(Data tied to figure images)
---

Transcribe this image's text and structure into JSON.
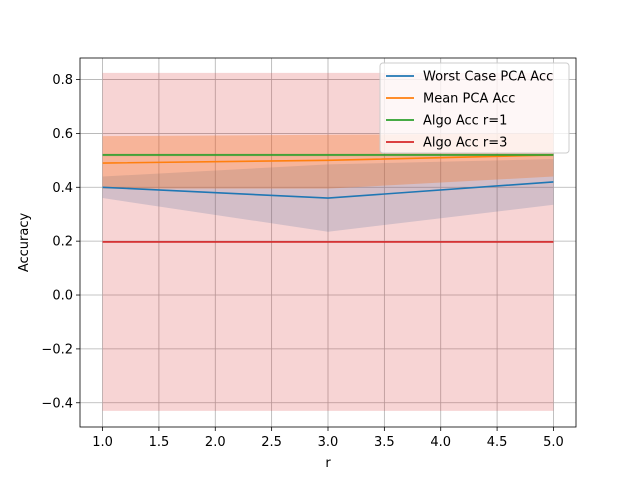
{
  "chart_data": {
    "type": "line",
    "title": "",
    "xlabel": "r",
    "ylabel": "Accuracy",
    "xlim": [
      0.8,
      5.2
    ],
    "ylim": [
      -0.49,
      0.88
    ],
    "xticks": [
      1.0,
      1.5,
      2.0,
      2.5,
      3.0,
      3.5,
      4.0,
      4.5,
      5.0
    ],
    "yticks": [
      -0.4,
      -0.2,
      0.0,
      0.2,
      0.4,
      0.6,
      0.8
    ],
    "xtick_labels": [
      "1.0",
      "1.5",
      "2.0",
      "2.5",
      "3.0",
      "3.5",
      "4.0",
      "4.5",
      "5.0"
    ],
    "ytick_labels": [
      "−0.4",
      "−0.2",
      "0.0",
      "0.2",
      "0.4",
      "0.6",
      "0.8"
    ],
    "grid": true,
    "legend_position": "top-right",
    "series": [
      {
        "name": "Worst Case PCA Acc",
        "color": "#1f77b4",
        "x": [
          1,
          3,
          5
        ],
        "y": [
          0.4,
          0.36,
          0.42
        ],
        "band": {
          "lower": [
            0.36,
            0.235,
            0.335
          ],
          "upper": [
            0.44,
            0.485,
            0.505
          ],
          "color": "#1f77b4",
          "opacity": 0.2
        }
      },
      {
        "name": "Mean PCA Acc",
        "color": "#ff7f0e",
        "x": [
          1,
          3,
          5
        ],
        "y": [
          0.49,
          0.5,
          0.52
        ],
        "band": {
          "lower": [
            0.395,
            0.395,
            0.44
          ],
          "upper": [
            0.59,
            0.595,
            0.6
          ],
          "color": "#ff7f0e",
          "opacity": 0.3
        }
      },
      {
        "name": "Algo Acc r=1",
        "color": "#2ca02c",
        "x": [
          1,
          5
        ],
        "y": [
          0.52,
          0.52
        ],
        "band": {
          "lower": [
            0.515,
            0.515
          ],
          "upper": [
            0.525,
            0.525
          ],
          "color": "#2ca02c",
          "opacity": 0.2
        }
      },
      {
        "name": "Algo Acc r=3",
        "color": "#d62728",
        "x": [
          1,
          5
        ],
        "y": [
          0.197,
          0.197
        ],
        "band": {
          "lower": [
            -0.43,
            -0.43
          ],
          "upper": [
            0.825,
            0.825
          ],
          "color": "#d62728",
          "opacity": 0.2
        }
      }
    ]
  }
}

---

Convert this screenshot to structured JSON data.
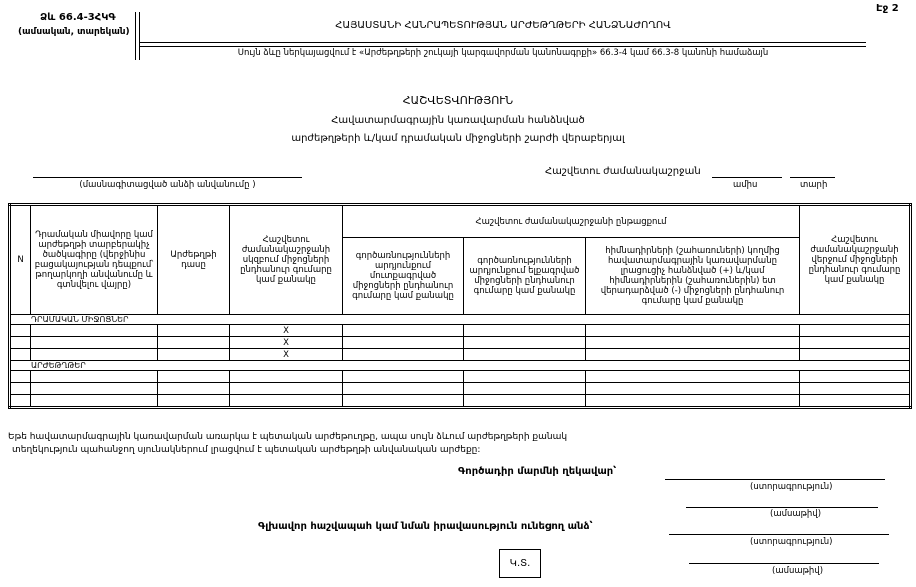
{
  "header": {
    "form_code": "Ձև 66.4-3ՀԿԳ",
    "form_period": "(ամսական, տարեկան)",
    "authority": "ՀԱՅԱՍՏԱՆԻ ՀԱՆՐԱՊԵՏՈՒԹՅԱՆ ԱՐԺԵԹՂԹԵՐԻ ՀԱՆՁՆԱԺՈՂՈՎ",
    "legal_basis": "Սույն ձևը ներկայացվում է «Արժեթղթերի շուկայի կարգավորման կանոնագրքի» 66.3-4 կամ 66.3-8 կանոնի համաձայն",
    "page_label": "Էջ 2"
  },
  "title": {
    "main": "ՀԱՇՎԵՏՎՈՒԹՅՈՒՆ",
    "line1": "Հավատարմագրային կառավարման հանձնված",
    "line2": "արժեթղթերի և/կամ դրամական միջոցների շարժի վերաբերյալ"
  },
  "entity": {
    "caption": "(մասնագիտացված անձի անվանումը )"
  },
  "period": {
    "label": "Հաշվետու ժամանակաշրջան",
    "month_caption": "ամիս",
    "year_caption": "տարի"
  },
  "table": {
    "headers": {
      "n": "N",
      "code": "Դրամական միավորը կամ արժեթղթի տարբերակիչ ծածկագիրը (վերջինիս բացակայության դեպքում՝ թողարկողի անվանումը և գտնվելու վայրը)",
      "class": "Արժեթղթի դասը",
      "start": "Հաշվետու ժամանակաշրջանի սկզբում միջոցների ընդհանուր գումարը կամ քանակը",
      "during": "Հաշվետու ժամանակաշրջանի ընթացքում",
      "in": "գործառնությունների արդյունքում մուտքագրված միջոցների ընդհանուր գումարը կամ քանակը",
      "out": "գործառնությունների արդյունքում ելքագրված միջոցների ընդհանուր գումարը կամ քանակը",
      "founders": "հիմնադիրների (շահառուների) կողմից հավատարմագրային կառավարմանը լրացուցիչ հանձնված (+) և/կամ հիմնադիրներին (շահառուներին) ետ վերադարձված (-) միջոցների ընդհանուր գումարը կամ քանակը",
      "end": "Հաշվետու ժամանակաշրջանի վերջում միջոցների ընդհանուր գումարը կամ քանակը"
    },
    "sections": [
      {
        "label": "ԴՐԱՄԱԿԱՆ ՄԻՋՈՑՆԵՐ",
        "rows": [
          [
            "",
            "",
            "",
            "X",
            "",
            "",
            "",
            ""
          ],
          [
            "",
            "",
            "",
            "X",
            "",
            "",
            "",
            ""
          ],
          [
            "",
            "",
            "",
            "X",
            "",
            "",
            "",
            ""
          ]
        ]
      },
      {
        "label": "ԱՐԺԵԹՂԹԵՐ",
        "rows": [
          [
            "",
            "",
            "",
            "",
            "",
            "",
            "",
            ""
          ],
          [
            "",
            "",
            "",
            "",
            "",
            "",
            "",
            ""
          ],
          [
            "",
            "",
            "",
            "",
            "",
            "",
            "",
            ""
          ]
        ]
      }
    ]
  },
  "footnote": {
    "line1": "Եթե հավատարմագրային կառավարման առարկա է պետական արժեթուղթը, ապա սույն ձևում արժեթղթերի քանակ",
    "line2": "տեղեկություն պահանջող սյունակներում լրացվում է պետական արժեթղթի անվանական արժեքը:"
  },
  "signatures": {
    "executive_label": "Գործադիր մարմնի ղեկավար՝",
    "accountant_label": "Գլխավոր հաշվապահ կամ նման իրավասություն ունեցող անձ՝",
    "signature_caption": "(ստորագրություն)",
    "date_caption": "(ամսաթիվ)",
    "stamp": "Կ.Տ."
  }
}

---

§ **Stated goal**: Collect, from the material above, every line containing the word "JSON".

§ **Written solution**:
Transcribe this image's text and structure into JSON.
Convert this screenshot to structured JSON data.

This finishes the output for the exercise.